* _Problem statement_: Locate the word "등록하기" in the material, then show every line that holds it.

Stored data entries

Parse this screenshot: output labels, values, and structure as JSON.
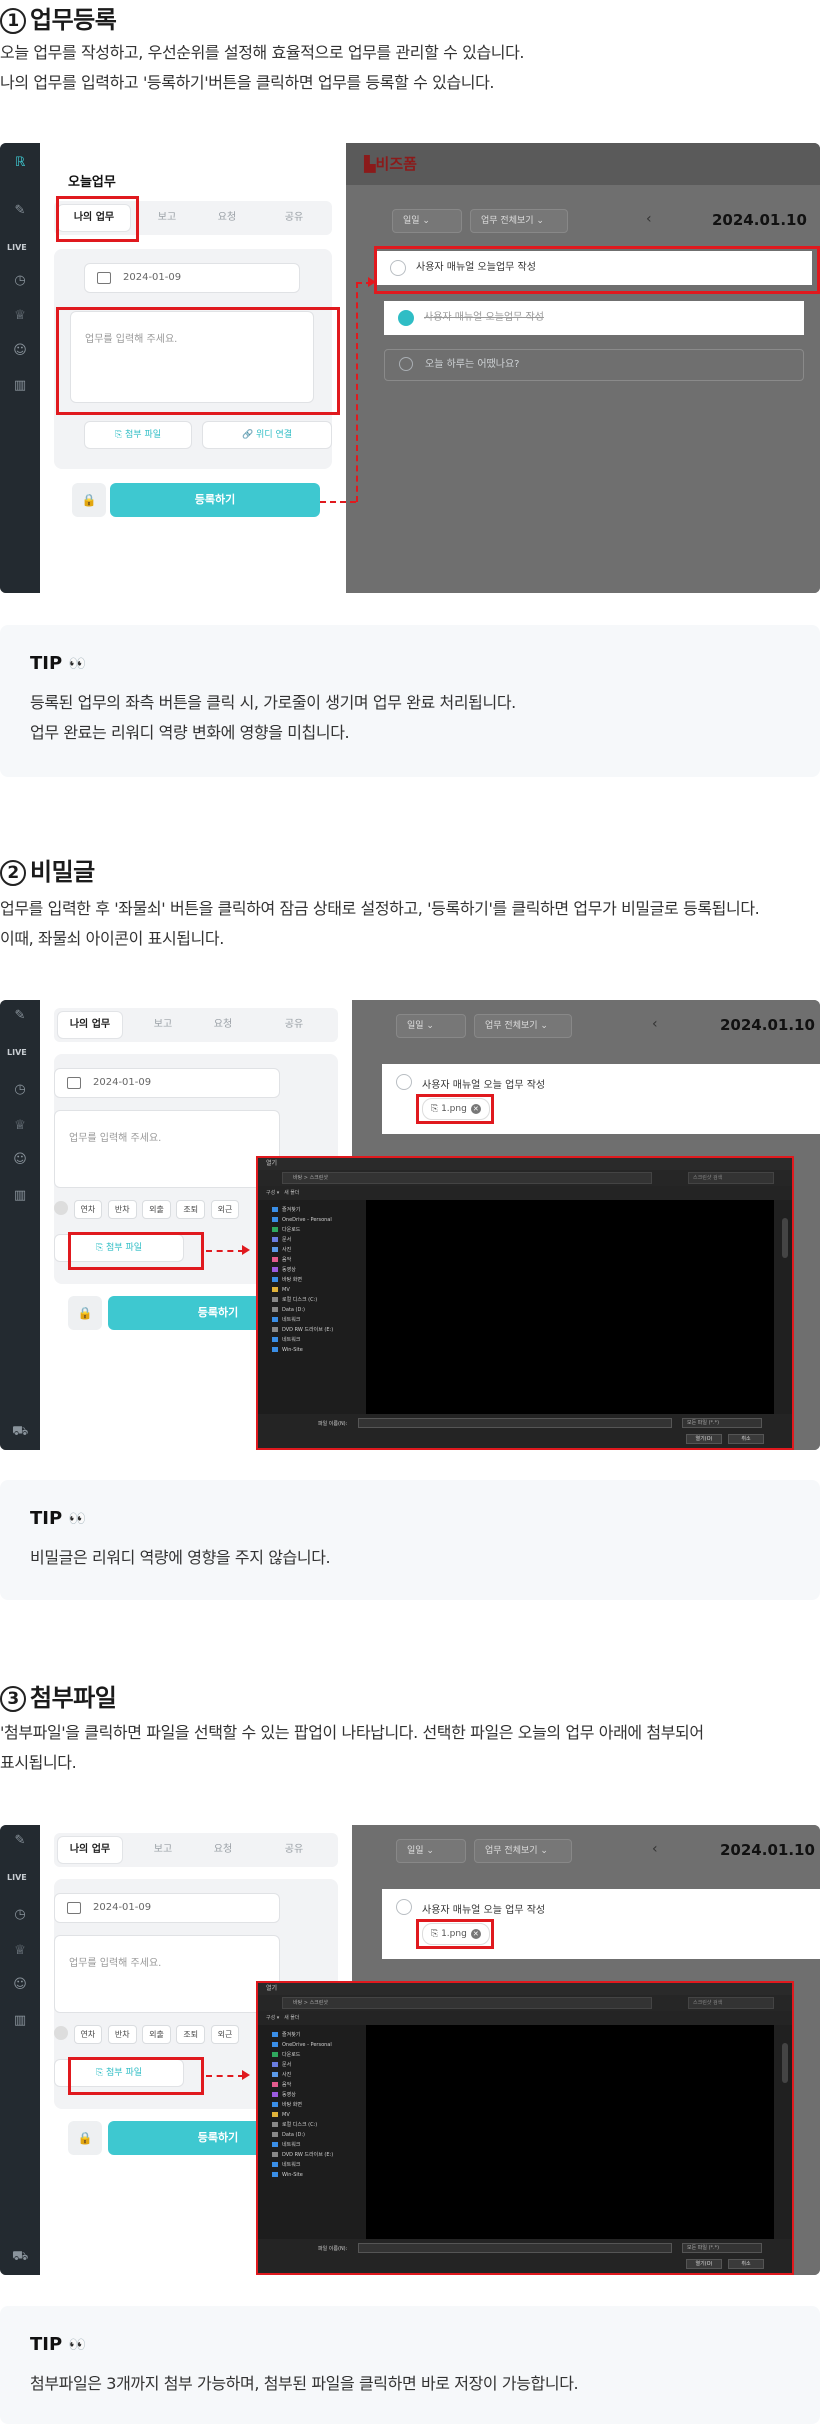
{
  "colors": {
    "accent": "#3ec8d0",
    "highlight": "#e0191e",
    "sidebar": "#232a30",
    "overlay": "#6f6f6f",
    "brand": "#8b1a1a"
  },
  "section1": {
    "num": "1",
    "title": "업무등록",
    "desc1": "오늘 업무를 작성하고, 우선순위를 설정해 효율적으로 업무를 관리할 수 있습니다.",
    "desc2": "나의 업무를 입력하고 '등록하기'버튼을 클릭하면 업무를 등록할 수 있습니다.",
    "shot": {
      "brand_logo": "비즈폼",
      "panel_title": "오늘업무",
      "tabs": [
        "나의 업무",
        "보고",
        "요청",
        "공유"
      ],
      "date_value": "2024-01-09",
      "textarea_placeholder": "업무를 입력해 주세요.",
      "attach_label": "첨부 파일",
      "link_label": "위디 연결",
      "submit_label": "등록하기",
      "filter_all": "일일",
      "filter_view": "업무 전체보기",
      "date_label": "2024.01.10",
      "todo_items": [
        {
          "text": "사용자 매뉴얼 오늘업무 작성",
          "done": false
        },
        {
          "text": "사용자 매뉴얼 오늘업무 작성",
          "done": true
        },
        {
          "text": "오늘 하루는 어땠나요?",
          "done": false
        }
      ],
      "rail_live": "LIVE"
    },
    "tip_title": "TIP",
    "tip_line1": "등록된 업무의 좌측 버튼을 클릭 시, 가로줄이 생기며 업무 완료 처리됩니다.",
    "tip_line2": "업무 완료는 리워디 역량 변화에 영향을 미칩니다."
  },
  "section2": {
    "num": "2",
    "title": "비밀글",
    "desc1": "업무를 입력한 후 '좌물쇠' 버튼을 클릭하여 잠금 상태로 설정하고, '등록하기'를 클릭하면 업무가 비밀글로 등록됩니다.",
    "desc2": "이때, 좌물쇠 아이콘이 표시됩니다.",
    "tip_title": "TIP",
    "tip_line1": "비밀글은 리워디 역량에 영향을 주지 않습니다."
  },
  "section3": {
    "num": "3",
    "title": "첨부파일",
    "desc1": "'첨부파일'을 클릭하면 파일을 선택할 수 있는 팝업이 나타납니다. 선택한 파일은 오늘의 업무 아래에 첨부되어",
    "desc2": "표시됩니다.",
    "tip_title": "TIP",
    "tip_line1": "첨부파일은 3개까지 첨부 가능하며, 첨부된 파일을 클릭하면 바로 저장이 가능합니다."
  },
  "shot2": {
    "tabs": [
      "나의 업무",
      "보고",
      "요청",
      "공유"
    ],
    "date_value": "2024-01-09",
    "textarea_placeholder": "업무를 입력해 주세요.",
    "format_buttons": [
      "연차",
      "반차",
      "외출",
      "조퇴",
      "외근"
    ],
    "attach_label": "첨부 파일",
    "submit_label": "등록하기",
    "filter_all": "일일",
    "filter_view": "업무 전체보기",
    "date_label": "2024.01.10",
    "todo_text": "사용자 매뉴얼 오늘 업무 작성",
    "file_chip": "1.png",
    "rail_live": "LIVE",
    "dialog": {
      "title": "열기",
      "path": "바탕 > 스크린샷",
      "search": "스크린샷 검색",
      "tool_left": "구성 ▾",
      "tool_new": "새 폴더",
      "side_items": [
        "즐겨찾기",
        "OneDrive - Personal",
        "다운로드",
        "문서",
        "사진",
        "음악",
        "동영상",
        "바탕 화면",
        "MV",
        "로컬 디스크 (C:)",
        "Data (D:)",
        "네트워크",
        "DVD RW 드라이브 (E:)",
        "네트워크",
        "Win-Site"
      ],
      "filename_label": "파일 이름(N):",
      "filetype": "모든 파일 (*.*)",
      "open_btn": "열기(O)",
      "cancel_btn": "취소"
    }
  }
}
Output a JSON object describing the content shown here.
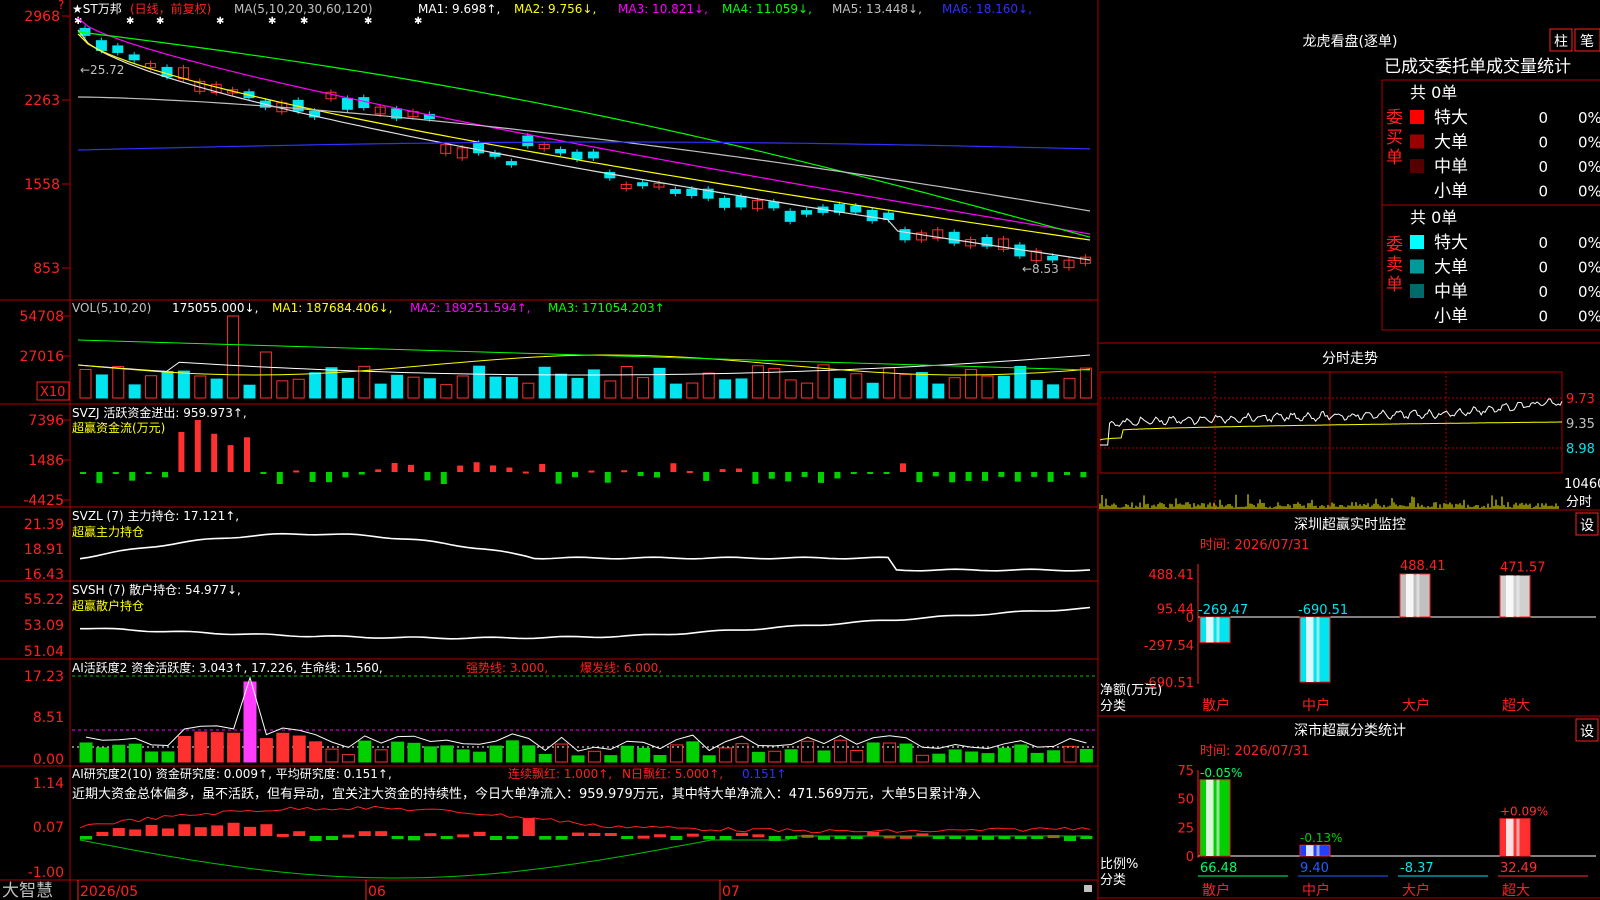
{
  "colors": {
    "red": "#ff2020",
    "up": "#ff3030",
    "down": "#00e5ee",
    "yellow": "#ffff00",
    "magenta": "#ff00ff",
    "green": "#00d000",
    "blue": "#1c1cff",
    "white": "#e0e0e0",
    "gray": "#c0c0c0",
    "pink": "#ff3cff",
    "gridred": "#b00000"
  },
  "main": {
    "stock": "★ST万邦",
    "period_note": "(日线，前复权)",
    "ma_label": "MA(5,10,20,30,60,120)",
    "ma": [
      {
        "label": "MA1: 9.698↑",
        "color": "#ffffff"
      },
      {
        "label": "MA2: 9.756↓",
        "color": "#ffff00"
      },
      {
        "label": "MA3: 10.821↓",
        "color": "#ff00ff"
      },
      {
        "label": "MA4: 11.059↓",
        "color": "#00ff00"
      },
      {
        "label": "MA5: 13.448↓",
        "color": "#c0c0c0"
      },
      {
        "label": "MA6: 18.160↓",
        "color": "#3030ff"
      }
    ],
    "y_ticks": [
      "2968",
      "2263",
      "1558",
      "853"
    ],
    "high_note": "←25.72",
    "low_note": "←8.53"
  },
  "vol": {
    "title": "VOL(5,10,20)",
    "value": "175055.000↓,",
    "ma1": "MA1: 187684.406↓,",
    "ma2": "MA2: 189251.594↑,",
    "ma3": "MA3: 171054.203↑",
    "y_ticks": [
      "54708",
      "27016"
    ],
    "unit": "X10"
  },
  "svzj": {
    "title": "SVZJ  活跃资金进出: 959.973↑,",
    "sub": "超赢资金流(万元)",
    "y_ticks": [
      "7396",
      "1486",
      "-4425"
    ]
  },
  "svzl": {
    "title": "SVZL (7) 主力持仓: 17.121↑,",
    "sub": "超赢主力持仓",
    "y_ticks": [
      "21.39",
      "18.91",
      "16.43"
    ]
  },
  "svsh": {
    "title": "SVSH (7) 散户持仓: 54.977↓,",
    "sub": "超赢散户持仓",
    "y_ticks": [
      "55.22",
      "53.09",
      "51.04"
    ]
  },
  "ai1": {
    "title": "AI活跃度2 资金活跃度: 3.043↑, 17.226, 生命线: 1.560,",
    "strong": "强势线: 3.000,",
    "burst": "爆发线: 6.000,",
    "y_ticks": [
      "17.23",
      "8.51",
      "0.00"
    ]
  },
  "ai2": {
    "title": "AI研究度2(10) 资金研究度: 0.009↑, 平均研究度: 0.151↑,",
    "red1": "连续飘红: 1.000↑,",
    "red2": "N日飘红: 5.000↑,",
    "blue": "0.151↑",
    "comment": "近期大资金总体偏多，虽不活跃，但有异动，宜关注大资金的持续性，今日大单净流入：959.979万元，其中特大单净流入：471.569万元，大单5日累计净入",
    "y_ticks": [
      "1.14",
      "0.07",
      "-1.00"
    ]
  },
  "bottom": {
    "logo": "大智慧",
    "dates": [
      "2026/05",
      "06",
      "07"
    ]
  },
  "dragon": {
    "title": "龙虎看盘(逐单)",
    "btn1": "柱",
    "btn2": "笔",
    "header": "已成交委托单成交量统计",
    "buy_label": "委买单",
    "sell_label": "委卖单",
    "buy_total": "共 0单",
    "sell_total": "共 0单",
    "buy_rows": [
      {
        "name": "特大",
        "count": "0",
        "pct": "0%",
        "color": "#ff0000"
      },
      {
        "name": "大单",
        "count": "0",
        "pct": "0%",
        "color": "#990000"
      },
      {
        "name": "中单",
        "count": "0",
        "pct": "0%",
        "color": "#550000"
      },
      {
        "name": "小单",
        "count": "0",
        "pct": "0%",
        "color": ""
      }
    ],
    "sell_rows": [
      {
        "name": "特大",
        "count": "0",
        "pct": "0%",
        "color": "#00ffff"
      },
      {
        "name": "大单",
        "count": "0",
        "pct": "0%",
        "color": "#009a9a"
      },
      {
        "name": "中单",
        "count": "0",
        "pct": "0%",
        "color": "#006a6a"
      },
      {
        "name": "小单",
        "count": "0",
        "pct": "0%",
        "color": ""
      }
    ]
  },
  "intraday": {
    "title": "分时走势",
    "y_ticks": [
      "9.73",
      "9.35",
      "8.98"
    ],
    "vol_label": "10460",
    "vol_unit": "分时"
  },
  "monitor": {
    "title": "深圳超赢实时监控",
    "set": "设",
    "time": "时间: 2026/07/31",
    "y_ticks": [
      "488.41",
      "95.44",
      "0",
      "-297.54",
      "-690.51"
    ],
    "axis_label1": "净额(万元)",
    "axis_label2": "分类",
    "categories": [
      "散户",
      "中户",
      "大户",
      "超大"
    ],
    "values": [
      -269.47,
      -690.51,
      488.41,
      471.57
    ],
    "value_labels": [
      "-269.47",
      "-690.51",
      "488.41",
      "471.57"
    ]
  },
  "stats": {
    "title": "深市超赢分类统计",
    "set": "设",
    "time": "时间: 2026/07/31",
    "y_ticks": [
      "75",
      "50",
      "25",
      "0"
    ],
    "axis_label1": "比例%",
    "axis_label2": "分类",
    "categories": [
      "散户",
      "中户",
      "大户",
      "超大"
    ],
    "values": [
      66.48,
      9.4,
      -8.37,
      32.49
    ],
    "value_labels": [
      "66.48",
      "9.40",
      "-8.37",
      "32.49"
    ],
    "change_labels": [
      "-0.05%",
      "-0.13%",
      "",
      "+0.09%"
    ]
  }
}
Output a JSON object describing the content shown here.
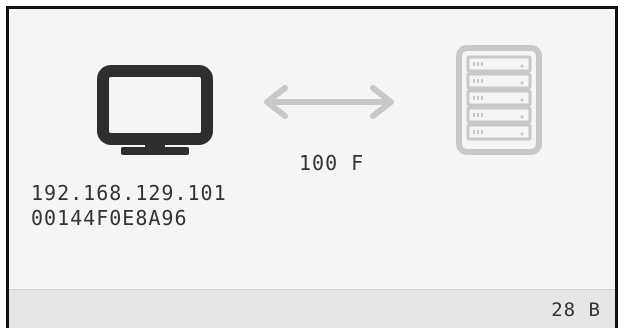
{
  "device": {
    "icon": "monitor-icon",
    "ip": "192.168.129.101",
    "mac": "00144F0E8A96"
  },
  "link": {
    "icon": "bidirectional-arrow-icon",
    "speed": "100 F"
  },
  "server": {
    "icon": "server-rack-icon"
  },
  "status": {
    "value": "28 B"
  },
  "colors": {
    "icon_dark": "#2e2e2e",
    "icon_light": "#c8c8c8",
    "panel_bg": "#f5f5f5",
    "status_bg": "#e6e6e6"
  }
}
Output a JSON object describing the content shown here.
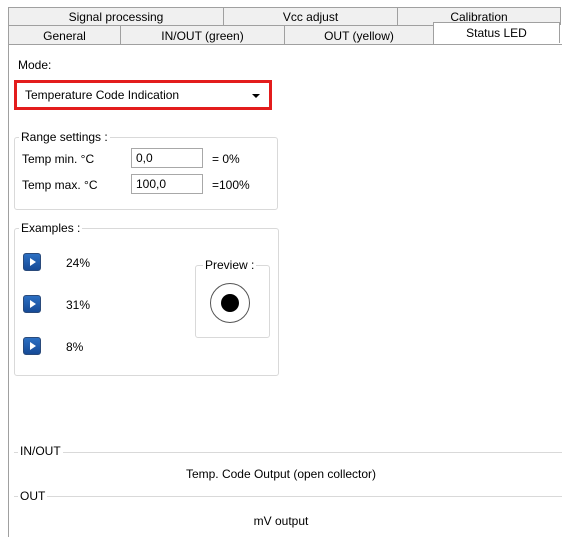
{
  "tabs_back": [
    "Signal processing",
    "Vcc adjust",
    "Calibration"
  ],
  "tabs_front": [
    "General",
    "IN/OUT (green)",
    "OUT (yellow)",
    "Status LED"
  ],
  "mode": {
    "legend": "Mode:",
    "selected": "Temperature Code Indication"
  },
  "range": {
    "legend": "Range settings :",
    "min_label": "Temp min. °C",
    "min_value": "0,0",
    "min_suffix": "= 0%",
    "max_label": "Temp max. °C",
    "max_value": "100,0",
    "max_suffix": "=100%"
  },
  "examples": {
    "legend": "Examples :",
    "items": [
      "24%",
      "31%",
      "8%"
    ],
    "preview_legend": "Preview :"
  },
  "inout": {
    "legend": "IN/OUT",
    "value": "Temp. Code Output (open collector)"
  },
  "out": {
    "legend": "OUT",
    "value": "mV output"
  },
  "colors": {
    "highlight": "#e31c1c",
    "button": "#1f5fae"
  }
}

* _Written solution_:
    "desc2": "나의 업무를 입력하고 '등록하기'버튼을 클릭하면 업무를 등록할 수 있습니다.",
      "submit_label": "등록하기",
    "desc1": "업무를 입력한 후 '좌물쇠' 버튼을 클릭하여 잠금 상태로 설정하고, '등록하기'를 클릭하면 업무가 비밀글로 등록됩니다.",
    "submit_label": "등록하기",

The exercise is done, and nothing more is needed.